----- Given data
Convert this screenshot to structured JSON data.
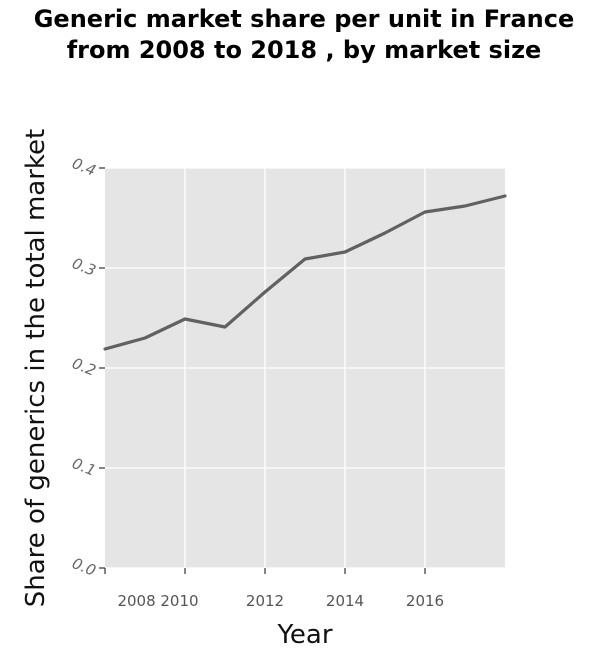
{
  "chart_data": {
    "type": "line",
    "title_lines": [
      "Generic market share per unit in France",
      "from 2008 to 2018 , by market size"
    ],
    "xlabel": "Year",
    "ylabel": "Share of generics in the total market",
    "x": [
      2008,
      2009,
      2010,
      2011,
      2012,
      2013,
      2014,
      2015,
      2016,
      2017,
      2018
    ],
    "series": [
      {
        "values": [
          0.219,
          0.23,
          0.249,
          0.241,
          0.276,
          0.309,
          0.316,
          0.335,
          0.356,
          0.362,
          0.372
        ]
      }
    ],
    "xlim": [
      2008,
      2018
    ],
    "ylim": [
      0,
      0.4
    ],
    "x_ticks": [
      2010,
      2012,
      2014,
      2016
    ],
    "x_tick_labels": [
      "2008 2010",
      "2012",
      "2014",
      "2016"
    ],
    "y_ticks": [
      0.0,
      0.1,
      0.2,
      0.3,
      0.4
    ],
    "y_tick_labels": [
      "0.0",
      "0.1",
      "0.2",
      "0.3",
      "0.4"
    ],
    "grid": true,
    "colors": {
      "plot_background": "#e5e5e5",
      "grid": "#ffffff",
      "line": "#616161"
    }
  }
}
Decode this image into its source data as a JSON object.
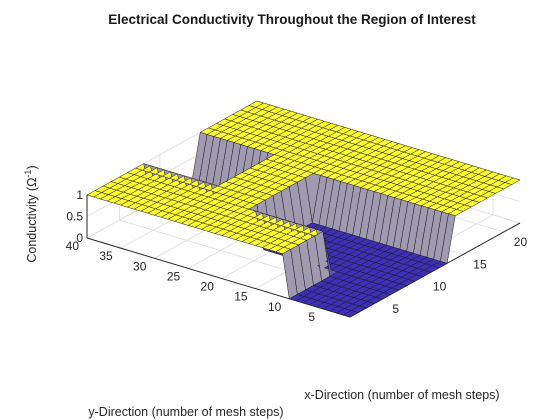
{
  "chart_data": {
    "type": "surface",
    "title": "Electrical Conductivity Throughout the Region of Interest",
    "xlabel": "x-Direction (number of mesh steps)",
    "ylabel": "y-Direction (number of mesh steps)",
    "zlabel_main": "Conductivity (Ω",
    "zlabel_sup": "-1",
    "zlabel_close": ")",
    "xlim": [
      1,
      22
    ],
    "ylim": [
      1,
      40
    ],
    "zlim": [
      0,
      1
    ],
    "x_ticks": [
      "5",
      "10",
      "15",
      "20"
    ],
    "y_ticks": [
      "5",
      "10",
      "15",
      "20",
      "25",
      "30",
      "35",
      "40"
    ],
    "z_ticks": [
      "0",
      "0.5",
      "1"
    ],
    "grid": true,
    "mesh": {
      "nx": 22,
      "ny": 40
    },
    "values_description": "Conductivity is 1 everywhere except three rectangular regions where it is 0",
    "low_regions": [
      {
        "x": [
          1,
          8
        ],
        "y": [
          1,
          10
        ],
        "z": 0
      },
      {
        "x": [
          7,
          13
        ],
        "y": [
          1,
          21
        ],
        "z": 0
      },
      {
        "x": [
          9,
          14
        ],
        "y": [
          30,
          40
        ],
        "z": 0
      }
    ],
    "colors": {
      "high": "#ffff30",
      "low": "#3d2fb8",
      "edge": "#1a1a1a",
      "axis": "#262626",
      "grid": "#dcdcdc"
    }
  }
}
----------
» **Problem**: Repeat the preceding records precisely, and leave every picture out of the copy.

» **Answer to the task**:
Convert this screenshot to structured JSON data.
{
  "chart_data": {
    "type": "line",
    "title_lines": [
      "Generic market share per unit in France",
      "from 2008 to 2018 , by market size"
    ],
    "xlabel": "Year",
    "ylabel": "Share of generics in the total market",
    "x": [
      2008,
      2009,
      2010,
      2011,
      2012,
      2013,
      2014,
      2015,
      2016,
      2017,
      2018
    ],
    "series": [
      {
        "values": [
          0.219,
          0.23,
          0.249,
          0.241,
          0.276,
          0.309,
          0.316,
          0.335,
          0.356,
          0.362,
          0.372
        ]
      }
    ],
    "xlim": [
      2008,
      2018
    ],
    "ylim": [
      0,
      0.4
    ],
    "x_ticks": [
      2010,
      2012,
      2014,
      2016
    ],
    "x_tick_labels": [
      "2008 2010",
      "2012",
      "2014",
      "2016"
    ],
    "y_ticks": [
      0.0,
      0.1,
      0.2,
      0.3,
      0.4
    ],
    "y_tick_labels": [
      "0.0",
      "0.1",
      "0.2",
      "0.3",
      "0.4"
    ],
    "grid": true,
    "colors": {
      "plot_background": "#e5e5e5",
      "grid": "#ffffff",
      "line": "#616161"
    }
  }
}
Decode this image into its source data as a JSON object.
{
  "chart_data": {
    "type": "surface",
    "title": "Electrical Conductivity Throughout the Region of Interest",
    "xlabel": "x-Direction (number of mesh steps)",
    "ylabel": "y-Direction (number of mesh steps)",
    "zlabel_main": "Conductivity (Ω",
    "zlabel_sup": "-1",
    "zlabel_close": ")",
    "xlim": [
      1,
      22
    ],
    "ylim": [
      1,
      40
    ],
    "zlim": [
      0,
      1
    ],
    "x_ticks": [
      "5",
      "10",
      "15",
      "20"
    ],
    "y_ticks": [
      "5",
      "10",
      "15",
      "20",
      "25",
      "30",
      "35",
      "40"
    ],
    "z_ticks": [
      "0",
      "0.5",
      "1"
    ],
    "grid": true,
    "mesh": {
      "nx": 22,
      "ny": 40
    },
    "values_description": "Conductivity is 1 everywhere except three rectangular regions where it is 0",
    "low_regions": [
      {
        "x": [
          1,
          8
        ],
        "y": [
          1,
          10
        ],
        "z": 0
      },
      {
        "x": [
          7,
          13
        ],
        "y": [
          1,
          21
        ],
        "z": 0
      },
      {
        "x": [
          9,
          14
        ],
        "y": [
          30,
          40
        ],
        "z": 0
      }
    ],
    "colors": {
      "high": "#ffff30",
      "low": "#3d2fb8",
      "edge": "#1a1a1a",
      "axis": "#262626",
      "grid": "#dcdcdc"
    }
  }
}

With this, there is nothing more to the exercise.